■ OBJECTIVE
From the listing below, pull each line that includes "Morning".

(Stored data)
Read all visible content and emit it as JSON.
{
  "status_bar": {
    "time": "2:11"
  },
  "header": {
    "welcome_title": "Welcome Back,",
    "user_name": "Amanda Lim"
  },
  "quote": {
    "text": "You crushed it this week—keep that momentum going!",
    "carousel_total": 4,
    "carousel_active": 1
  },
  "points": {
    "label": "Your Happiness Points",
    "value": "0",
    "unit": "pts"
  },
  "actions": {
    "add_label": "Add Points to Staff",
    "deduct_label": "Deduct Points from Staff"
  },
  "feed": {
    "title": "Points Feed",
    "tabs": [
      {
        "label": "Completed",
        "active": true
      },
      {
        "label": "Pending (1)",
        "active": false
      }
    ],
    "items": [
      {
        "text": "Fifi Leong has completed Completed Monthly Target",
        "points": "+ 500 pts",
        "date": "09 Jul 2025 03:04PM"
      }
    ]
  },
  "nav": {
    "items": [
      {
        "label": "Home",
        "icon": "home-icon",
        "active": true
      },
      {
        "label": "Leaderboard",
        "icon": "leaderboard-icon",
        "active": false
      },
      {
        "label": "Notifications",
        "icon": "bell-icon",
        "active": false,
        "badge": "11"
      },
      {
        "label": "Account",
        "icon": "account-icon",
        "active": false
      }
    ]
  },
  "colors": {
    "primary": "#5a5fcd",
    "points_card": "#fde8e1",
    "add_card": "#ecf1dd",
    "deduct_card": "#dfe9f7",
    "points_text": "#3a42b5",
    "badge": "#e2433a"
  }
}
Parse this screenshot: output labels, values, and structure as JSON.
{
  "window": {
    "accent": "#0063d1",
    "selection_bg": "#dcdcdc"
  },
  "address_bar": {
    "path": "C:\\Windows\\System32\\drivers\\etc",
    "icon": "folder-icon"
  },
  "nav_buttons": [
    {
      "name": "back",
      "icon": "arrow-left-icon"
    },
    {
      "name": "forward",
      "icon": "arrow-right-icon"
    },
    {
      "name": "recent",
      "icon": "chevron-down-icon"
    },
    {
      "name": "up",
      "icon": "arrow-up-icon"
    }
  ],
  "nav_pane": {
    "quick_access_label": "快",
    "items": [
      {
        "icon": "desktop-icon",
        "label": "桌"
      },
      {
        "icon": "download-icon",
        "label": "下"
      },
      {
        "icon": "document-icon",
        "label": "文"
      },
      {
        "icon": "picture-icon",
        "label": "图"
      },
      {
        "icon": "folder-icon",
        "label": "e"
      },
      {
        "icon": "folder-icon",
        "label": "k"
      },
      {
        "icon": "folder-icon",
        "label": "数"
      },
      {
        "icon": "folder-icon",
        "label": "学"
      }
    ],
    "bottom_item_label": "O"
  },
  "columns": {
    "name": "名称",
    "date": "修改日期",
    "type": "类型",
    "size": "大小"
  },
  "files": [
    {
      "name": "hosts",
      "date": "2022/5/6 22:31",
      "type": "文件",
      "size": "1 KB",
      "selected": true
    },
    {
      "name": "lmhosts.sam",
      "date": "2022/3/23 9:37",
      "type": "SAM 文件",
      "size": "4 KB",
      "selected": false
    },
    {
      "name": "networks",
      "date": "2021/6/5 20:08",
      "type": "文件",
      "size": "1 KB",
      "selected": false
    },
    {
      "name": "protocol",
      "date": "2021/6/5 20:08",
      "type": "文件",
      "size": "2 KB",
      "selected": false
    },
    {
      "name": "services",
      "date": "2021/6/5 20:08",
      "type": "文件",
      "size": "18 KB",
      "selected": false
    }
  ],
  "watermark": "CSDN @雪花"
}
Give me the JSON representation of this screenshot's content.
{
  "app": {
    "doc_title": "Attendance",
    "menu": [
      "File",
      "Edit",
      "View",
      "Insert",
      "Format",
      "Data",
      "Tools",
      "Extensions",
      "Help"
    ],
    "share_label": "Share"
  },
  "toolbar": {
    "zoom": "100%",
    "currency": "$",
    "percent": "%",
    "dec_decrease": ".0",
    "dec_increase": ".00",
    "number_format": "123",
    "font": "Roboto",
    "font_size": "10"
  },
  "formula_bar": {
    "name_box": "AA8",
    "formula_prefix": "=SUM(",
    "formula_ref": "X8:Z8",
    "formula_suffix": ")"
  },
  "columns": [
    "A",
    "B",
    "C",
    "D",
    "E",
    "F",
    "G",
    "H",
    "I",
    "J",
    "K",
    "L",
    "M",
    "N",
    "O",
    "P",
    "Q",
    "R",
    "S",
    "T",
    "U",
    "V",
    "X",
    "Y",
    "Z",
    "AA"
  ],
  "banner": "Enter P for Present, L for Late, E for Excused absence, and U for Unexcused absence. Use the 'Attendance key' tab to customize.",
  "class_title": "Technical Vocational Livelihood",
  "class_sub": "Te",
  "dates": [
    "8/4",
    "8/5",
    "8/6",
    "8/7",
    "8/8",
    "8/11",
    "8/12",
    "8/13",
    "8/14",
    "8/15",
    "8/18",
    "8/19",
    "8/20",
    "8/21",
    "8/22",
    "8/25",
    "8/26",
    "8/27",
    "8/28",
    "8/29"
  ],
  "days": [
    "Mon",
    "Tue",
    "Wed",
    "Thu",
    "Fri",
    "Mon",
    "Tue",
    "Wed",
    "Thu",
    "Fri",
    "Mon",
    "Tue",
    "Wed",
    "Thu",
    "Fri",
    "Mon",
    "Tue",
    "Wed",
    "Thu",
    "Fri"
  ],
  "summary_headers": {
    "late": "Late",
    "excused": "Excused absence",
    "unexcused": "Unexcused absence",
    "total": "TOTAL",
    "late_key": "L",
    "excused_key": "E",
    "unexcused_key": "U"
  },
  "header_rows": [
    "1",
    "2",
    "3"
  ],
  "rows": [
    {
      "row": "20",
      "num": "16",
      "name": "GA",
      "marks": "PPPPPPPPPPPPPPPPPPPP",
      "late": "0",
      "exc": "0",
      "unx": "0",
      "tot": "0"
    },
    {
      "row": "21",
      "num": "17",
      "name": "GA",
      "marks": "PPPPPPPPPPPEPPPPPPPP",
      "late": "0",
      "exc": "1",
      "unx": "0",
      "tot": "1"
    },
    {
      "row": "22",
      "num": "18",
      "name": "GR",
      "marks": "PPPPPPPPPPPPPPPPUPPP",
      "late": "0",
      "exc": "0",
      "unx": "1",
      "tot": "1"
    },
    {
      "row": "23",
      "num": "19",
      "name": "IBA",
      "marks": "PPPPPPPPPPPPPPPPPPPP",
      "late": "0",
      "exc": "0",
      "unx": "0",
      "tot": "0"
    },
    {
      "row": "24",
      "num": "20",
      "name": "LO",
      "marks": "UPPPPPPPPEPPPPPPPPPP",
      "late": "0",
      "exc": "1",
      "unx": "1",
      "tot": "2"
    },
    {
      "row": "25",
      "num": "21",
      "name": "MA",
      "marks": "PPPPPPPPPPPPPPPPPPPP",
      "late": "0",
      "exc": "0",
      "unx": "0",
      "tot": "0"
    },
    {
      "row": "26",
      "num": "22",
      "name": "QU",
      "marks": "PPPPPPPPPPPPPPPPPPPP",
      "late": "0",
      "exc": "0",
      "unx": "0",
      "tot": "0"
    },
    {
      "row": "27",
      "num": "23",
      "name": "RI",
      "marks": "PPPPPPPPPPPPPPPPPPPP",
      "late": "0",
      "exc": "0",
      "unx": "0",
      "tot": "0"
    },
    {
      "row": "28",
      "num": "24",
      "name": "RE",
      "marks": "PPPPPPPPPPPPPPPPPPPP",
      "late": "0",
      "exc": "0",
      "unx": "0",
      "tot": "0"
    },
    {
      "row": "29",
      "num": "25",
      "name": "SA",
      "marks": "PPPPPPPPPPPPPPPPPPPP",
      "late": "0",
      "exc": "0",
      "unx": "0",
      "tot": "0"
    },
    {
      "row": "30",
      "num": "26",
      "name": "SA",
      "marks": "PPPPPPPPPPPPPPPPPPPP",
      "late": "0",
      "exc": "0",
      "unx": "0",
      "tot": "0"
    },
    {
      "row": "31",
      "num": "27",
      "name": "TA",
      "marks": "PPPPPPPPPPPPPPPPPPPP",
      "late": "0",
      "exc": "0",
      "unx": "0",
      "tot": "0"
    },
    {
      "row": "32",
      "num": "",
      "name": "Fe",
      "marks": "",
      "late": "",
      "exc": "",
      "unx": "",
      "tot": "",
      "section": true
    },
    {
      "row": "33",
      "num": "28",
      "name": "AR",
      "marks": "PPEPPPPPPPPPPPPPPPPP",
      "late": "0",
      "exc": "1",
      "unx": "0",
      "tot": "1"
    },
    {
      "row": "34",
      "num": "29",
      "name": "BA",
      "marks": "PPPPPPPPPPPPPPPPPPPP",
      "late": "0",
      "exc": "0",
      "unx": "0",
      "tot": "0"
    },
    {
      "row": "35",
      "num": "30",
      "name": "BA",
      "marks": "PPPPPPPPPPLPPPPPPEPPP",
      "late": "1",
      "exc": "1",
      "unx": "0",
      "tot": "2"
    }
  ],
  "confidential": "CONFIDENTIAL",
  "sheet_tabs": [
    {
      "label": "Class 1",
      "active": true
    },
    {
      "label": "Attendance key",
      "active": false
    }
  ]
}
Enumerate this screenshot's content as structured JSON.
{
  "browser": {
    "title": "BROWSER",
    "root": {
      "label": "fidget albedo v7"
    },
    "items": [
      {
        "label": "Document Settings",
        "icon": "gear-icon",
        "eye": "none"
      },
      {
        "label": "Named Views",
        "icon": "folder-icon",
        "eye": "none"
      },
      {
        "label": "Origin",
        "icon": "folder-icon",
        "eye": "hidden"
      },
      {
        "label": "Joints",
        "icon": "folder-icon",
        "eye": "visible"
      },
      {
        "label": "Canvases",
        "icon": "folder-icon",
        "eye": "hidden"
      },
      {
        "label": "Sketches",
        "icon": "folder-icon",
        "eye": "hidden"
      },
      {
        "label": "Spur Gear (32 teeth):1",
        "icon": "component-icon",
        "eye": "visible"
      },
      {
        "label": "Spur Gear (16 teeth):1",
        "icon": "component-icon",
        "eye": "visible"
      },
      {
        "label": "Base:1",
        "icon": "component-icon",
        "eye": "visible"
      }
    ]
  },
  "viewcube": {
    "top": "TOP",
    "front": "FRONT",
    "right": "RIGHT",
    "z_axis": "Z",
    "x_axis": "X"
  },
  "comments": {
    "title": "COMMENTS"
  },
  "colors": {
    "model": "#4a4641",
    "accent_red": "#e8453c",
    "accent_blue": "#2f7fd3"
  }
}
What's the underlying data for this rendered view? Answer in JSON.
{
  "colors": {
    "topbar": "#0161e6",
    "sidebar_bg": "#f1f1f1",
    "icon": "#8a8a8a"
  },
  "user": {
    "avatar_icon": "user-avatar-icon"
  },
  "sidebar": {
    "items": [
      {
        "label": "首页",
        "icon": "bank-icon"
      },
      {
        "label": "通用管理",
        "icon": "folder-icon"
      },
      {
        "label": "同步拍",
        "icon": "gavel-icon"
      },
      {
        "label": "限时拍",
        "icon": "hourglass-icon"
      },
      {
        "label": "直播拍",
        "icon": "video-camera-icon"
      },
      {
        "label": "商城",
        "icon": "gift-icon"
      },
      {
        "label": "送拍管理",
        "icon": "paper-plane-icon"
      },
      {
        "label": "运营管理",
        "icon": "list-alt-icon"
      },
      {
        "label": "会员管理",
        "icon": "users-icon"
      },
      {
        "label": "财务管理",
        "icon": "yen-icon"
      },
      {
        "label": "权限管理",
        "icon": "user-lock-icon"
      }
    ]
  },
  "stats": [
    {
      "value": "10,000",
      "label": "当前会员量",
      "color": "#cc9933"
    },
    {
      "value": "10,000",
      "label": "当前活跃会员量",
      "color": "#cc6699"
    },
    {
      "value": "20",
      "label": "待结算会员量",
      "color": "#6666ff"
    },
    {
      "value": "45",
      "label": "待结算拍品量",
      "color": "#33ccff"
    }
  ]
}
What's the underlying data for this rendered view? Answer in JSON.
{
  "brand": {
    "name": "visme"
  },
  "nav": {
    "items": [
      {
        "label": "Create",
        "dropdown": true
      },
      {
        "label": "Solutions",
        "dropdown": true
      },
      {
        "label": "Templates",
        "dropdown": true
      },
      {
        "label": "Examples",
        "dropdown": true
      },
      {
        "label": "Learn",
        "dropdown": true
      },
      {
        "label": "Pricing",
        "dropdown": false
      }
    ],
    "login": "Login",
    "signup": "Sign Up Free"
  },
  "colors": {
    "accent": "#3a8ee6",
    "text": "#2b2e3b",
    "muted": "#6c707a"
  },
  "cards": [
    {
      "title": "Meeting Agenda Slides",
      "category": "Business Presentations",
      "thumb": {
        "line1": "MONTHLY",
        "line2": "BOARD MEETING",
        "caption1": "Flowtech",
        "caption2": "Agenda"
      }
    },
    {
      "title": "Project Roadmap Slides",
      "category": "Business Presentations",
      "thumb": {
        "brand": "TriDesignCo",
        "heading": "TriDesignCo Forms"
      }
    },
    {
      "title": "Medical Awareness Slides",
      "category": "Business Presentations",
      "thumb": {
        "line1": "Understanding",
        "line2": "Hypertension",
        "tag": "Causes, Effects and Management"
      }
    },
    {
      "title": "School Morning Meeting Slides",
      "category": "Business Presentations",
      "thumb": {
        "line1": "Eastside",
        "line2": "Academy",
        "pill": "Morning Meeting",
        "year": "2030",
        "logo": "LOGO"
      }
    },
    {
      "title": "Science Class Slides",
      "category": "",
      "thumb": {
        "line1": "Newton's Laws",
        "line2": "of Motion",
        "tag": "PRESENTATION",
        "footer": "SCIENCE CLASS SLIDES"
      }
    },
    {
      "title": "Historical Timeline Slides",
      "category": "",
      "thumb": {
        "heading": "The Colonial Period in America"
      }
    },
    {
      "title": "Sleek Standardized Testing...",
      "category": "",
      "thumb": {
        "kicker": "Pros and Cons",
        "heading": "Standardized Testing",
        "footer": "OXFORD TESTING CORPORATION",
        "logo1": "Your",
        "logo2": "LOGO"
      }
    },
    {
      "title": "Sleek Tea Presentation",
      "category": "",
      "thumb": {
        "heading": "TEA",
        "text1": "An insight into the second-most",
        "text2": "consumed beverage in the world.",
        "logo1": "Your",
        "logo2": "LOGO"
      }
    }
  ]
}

■ ANSWER TO THE EXERCISE
      "title": "School Morning Meeting Slides",
        "pill": "Morning Meeting",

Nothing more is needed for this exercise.